Extracted data entries:
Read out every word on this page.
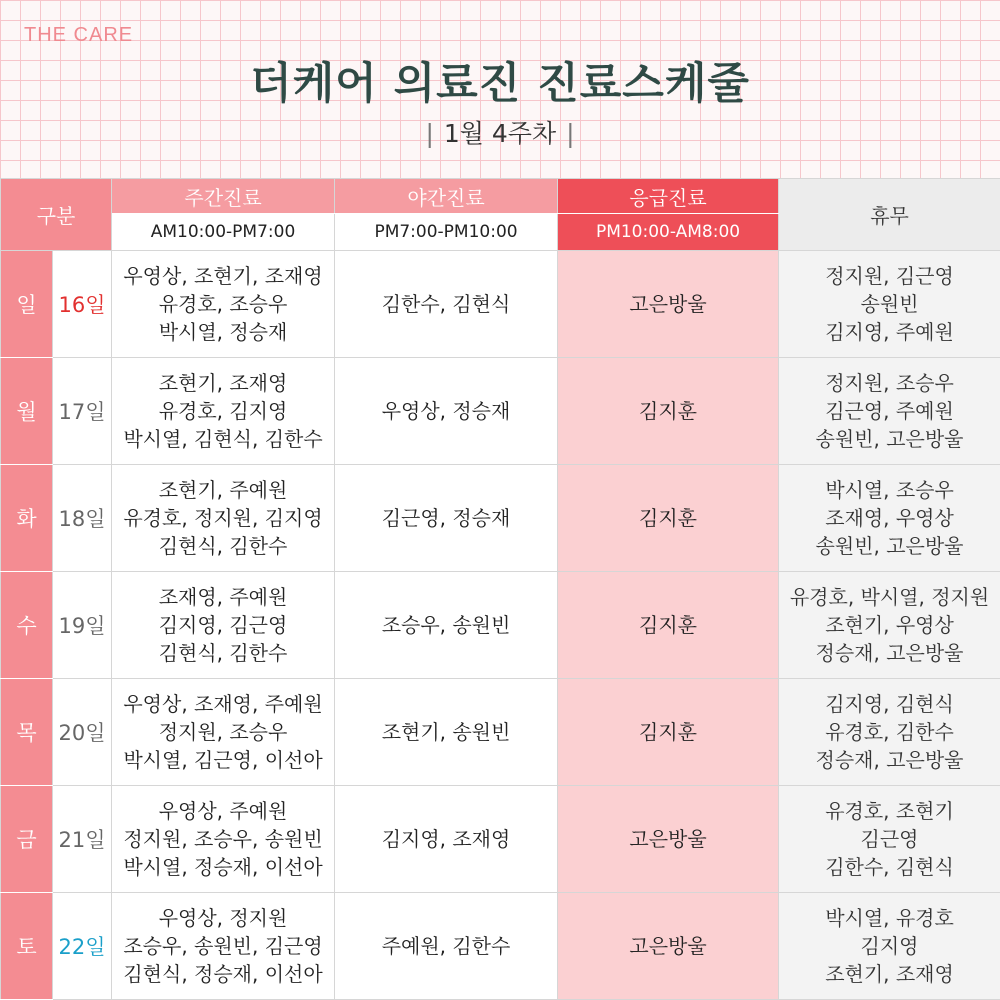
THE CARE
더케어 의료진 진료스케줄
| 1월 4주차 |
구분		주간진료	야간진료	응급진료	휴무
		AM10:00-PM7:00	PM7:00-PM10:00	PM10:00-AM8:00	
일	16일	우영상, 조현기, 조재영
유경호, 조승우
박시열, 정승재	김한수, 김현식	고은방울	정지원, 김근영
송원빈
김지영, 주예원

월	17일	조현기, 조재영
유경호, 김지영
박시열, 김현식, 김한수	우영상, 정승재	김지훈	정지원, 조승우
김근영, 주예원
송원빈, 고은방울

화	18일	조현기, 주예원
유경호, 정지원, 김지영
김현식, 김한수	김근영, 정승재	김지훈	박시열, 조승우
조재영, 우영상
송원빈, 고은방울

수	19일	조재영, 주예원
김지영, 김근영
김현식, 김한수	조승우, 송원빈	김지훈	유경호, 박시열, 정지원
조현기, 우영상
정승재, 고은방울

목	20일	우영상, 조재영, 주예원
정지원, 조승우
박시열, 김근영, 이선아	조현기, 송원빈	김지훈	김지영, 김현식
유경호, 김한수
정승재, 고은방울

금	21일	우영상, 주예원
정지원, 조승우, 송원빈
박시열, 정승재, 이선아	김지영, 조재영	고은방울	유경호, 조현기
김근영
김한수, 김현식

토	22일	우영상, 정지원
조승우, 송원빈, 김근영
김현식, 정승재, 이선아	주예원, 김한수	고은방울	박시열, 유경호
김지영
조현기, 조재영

GIVEN REQUEST: Reproduce all of the material above word for word. Omit the pictures.

TASK SOLUTION:
Read out every word on this page.
THE CARE
더케어 의료진 진료스케줄
| 1월 4주차 |
구분		주간진료	야간진료	응급진료	휴무
		AM10:00-PM7:00	PM7:00-PM10:00	PM10:00-AM8:00	
일	16일	우영상, 조현기, 조재영
유경호, 조승우
박시열, 정승재	김한수, 김현식	고은방울	정지원, 김근영
송원빈
김지영, 주예원

월	17일	조현기, 조재영
유경호, 김지영
박시열, 김현식, 김한수	우영상, 정승재	김지훈	정지원, 조승우
김근영, 주예원
송원빈, 고은방울

화	18일	조현기, 주예원
유경호, 정지원, 김지영
김현식, 김한수	김근영, 정승재	김지훈	박시열, 조승우
조재영, 우영상
송원빈, 고은방울

수	19일	조재영, 주예원
김지영, 김근영
김현식, 김한수	조승우, 송원빈	김지훈	유경호, 박시열, 정지원
조현기, 우영상
정승재, 고은방울

목	20일	우영상, 조재영, 주예원
정지원, 조승우
박시열, 김근영, 이선아	조현기, 송원빈	김지훈	김지영, 김현식
유경호, 김한수
정승재, 고은방울

금	21일	우영상, 주예원
정지원, 조승우, 송원빈
박시열, 정승재, 이선아	김지영, 조재영	고은방울	유경호, 조현기
김근영
김한수, 김현식

토	22일	우영상, 정지원
조승우, 송원빈, 김근영
김현식, 정승재, 이선아	주예원, 김한수	고은방울	박시열, 유경호
김지영
조현기, 조재영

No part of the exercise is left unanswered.